■ Task to complete ■
In the entries below, count every line containing "おめでとうございます". Reply with the number alone.

=== Given records ===

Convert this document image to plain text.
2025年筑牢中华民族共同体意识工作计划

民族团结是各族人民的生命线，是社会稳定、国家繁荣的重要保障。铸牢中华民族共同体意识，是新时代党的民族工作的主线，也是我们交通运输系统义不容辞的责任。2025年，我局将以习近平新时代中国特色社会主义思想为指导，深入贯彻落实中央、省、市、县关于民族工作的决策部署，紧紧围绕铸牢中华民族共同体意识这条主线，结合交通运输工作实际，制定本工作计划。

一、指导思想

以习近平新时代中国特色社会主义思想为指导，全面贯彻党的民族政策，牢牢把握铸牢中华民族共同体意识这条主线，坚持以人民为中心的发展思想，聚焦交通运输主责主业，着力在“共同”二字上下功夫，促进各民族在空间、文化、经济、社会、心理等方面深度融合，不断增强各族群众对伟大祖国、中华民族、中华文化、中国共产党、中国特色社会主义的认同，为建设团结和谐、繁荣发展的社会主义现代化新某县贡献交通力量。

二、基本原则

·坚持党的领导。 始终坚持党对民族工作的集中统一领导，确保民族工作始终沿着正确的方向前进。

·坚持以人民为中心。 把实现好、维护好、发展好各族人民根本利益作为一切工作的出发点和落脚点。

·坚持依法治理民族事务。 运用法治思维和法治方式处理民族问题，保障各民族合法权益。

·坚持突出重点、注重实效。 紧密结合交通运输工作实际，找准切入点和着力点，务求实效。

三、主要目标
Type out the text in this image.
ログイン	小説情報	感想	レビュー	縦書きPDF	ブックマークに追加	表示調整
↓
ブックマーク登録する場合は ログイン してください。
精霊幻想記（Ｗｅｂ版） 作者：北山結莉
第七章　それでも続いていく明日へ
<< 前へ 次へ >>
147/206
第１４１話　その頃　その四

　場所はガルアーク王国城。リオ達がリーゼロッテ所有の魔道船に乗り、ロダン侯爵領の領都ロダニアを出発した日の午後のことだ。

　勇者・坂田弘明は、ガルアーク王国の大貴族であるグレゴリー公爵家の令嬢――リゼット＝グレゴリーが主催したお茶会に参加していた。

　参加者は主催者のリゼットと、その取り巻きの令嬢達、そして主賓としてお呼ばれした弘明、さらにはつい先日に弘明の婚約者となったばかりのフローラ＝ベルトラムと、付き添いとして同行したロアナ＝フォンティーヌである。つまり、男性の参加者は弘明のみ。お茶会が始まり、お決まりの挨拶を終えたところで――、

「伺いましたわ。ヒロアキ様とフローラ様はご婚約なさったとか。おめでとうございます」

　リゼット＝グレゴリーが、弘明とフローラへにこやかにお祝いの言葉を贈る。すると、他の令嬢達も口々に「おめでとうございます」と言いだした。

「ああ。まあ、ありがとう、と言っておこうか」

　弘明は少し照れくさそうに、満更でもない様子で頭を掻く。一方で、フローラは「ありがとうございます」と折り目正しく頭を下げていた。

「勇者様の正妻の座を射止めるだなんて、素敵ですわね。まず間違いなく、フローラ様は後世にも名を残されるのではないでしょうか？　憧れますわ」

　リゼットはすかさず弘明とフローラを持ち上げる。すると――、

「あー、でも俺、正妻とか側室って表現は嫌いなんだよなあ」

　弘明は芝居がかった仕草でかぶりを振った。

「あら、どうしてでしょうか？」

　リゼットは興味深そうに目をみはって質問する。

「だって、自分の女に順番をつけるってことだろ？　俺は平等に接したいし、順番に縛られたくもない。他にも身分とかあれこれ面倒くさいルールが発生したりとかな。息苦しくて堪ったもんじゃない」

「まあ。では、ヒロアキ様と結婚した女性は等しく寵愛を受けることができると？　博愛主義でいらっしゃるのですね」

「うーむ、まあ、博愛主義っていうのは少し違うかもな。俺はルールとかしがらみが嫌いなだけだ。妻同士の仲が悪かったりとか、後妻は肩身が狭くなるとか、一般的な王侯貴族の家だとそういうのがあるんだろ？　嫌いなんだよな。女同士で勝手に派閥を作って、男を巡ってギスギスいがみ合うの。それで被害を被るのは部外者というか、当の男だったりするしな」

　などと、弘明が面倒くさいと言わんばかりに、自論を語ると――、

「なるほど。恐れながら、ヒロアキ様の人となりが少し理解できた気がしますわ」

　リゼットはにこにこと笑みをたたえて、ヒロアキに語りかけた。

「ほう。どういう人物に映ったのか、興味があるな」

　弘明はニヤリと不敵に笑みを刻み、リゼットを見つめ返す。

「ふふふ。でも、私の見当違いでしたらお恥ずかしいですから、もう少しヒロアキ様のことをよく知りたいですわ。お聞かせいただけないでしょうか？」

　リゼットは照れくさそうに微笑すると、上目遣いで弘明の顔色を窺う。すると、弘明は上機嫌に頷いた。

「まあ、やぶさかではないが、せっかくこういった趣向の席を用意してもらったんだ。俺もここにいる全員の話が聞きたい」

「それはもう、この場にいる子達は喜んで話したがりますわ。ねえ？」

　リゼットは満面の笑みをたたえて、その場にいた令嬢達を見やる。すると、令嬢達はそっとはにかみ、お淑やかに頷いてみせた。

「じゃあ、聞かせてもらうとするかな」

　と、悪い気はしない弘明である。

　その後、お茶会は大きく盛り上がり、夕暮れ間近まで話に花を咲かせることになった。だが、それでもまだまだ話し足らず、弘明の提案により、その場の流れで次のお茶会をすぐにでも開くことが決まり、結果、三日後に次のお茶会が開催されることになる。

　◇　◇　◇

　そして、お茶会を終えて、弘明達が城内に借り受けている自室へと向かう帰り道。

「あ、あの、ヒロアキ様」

===

■ Full output ■
2